GIVEN TEXT →
+---+
RuntimeError: stack expects each tensor to be equal size, but got [21, 3, 512, 512] at entry 0 and [36, 3, 512, 512] at entry 2

Hello, I’m pretty much brand new to PyTorch having only started deep learning based research last year looking at image segmentation.

For context, I have 10 images in an inputs folder and 10 associated masks in a targets folder. I split the data into train, call and test (6, 2, 2). I’m using a UNet based architecture with resnet101 encoder. My dataset class/loader then tiles the 6 images in 512x512 patches. The issue I am currently having is how to ‘unstack’ the stack of tensors produced for each of the images, so each tile can the presented to my model as the input.

My dataset/loader is as follows:

df_train = create_df(IMAGE_PATH) 

X_trainval, X_test = train_test_split(df_train['id'].values, test_size=0.2, random_state=19)
X_train, X_val = train_test_split(X_trainval, test_size=0.2, random_state=19)
+---+
WRITTEN EXERCISE 1 →
According to the PyTorch error thread, what size patches does the dataset class tile the images into?
The rows below are unrelated to the PyTorch error thread above.

AVAILABLE RECORDS →
+---+
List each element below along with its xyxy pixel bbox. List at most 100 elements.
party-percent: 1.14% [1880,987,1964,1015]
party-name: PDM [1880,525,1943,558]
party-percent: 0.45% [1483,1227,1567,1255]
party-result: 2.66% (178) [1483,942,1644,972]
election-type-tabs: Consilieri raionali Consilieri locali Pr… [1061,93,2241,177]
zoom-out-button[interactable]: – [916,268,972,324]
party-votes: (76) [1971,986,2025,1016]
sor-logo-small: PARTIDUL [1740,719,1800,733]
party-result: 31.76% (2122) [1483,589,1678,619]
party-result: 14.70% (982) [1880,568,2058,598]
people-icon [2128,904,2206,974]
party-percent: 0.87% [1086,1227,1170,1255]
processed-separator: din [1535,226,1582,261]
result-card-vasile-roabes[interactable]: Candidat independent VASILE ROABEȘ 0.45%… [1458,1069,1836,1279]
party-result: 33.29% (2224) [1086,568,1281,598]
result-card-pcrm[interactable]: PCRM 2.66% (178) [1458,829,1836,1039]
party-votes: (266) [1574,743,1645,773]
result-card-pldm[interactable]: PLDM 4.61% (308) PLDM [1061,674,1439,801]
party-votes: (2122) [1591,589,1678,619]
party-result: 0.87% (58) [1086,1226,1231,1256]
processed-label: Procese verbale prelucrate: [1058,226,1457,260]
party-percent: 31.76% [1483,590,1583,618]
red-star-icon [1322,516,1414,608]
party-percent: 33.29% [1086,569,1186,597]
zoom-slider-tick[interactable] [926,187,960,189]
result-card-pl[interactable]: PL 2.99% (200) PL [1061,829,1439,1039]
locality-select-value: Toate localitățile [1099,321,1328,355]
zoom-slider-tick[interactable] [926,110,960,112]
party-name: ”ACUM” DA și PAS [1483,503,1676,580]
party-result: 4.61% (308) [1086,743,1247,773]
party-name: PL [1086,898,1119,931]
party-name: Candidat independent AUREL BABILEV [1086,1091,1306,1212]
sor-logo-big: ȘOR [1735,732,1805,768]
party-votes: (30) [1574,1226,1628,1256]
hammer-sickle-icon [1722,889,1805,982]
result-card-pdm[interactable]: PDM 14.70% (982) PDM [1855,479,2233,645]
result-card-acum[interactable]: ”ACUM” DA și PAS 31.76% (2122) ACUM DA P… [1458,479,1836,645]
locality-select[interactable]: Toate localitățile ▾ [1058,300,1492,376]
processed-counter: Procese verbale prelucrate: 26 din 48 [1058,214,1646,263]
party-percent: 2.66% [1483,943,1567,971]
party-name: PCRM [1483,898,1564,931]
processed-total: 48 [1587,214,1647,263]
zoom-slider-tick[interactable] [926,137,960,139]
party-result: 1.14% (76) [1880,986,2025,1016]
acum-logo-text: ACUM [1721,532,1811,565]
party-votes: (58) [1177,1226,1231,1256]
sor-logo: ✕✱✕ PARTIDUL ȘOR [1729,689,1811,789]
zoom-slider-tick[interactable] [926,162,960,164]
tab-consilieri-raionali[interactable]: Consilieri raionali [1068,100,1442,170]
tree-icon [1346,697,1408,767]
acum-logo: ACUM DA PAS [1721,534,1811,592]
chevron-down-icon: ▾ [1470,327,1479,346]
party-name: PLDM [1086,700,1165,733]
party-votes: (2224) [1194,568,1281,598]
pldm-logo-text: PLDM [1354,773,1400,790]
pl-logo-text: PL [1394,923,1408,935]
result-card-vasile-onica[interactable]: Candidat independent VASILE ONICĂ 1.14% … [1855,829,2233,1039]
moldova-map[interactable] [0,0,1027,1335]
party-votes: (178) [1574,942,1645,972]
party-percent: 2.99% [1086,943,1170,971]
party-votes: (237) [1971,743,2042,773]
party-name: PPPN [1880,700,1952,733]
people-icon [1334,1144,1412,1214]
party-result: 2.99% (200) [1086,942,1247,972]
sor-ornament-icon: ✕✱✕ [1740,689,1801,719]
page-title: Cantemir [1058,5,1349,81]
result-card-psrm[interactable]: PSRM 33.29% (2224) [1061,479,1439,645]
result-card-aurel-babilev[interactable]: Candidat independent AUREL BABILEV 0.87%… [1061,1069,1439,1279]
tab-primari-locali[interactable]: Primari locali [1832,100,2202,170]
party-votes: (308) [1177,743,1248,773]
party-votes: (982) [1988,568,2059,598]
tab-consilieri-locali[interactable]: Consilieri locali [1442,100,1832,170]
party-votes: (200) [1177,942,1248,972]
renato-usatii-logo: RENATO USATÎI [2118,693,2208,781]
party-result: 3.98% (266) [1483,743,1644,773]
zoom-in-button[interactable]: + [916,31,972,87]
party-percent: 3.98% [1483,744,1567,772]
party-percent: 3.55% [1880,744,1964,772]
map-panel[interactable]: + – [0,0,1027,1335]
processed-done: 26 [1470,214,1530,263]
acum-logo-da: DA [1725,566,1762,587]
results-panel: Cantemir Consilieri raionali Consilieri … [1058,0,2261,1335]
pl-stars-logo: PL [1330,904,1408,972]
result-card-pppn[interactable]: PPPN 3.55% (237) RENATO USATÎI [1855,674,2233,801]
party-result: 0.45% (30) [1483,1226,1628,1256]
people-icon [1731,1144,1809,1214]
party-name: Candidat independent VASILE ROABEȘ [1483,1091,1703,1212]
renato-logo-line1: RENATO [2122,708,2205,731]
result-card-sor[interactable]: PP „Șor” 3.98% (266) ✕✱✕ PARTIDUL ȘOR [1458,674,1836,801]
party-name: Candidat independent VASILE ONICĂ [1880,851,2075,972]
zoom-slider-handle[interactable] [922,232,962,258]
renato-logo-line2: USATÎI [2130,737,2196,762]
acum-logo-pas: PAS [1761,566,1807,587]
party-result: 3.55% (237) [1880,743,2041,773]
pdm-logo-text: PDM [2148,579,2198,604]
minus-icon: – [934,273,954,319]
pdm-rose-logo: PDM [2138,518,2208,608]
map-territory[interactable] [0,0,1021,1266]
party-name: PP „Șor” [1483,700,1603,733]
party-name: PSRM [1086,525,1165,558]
+---+
WRITTEN EXERCISE 2 →
Rename "party-percent" to "party-share" in the rows, covering the stretch from their first line through the line that contains "party-result: 14.70% (982)". Give back only those lines, with everything else unchanged.

CORRECT OUTPUT 1 →
512x512 patches.

CORRECT OUTPUT 2 →
List each element below along with its xyxy pixel bbox. List at most 100 elements.
party-share: 1.14% [1880,987,1964,1015]
party-name: PDM [1880,525,1943,558]
party-share: 0.45% [1483,1227,1567,1255]
party-result: 2.66% (178) [1483,942,1644,972]
election-type-tabs: Consilieri raionali Consilieri locali Pr… [1061,93,2241,177]
zoom-out-button[interactable]: – [916,268,972,324]
party-votes: (76) [1971,986,2025,1016]
sor-logo-small: PARTIDUL [1740,719,1800,733]
party-result: 31.76% (2122) [1483,589,1678,619]
party-result: 14.70% (982) [1880,568,2058,598]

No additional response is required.